SET EXERCISE
Count how many lines hold the string "BEAU". Give that number alone.

───── DATA ROWS

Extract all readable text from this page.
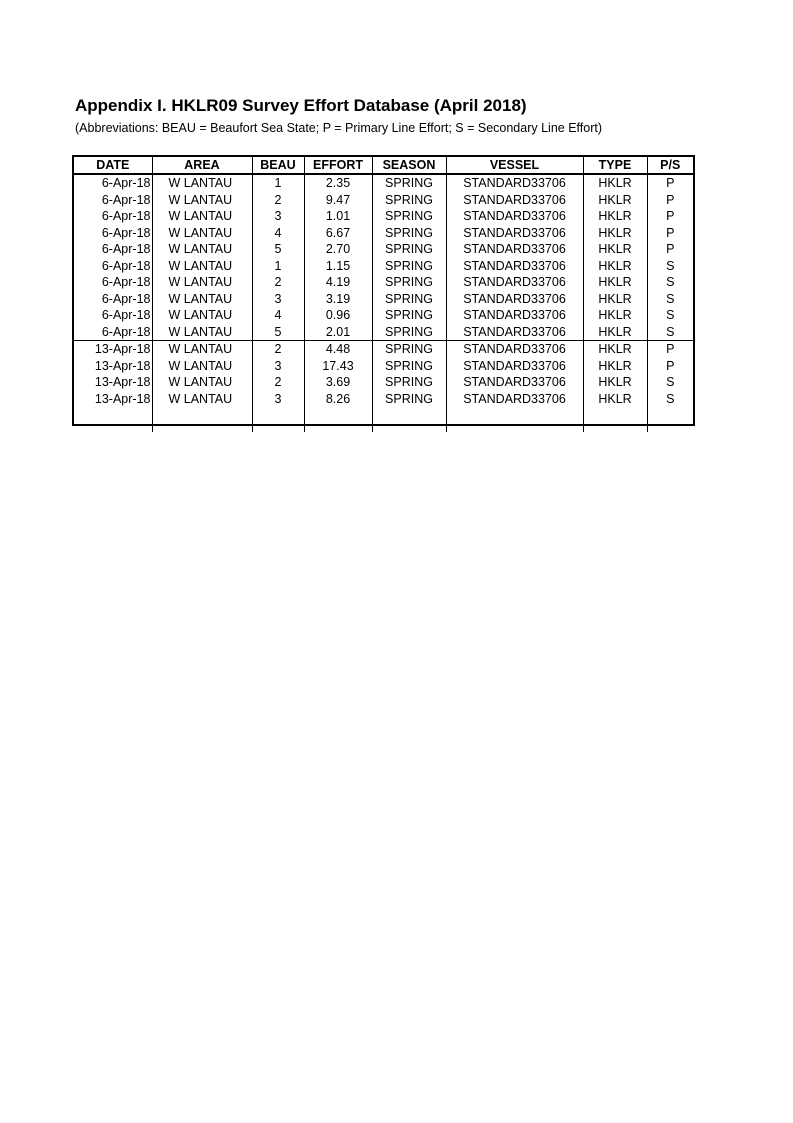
Appendix I. HKLR09 Survey Effort Database (April 2018)
(Abbreviations: BEAU = Beaufort Sea State; P = Primary Line Effort; S = Secondary Line Effort)
DATE	AREA	BEAU	EFFORT	SEASON	VESSEL	TYPE	P/S
6-Apr-18	W LANTAU	1	2.35	SPRING	STANDARD33706	HKLR	P
6-Apr-18	W LANTAU	2	9.47	SPRING	STANDARD33706	HKLR	P
6-Apr-18	W LANTAU	3	1.01	SPRING	STANDARD33706	HKLR	P
6-Apr-18	W LANTAU	4	6.67	SPRING	STANDARD33706	HKLR	P
6-Apr-18	W LANTAU	5	2.70	SPRING	STANDARD33706	HKLR	P
6-Apr-18	W LANTAU	1	1.15	SPRING	STANDARD33706	HKLR	S
6-Apr-18	W LANTAU	2	4.19	SPRING	STANDARD33706	HKLR	S
6-Apr-18	W LANTAU	3	3.19	SPRING	STANDARD33706	HKLR	S
6-Apr-18	W LANTAU	4	0.96	SPRING	STANDARD33706	HKLR	S
6-Apr-18	W LANTAU	5	2.01	SPRING	STANDARD33706	HKLR	S
13-Apr-18	W LANTAU	2	4.48	SPRING	STANDARD33706	HKLR	P
13-Apr-18	W LANTAU	3	17.43	SPRING	STANDARD33706	HKLR	P
13-Apr-18	W LANTAU	2	3.69	SPRING	STANDARD33706	HKLR	S
13-Apr-18	W LANTAU	3	8.26	SPRING	STANDARD33706	HKLR	S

──────────

TASK SOLUTION
2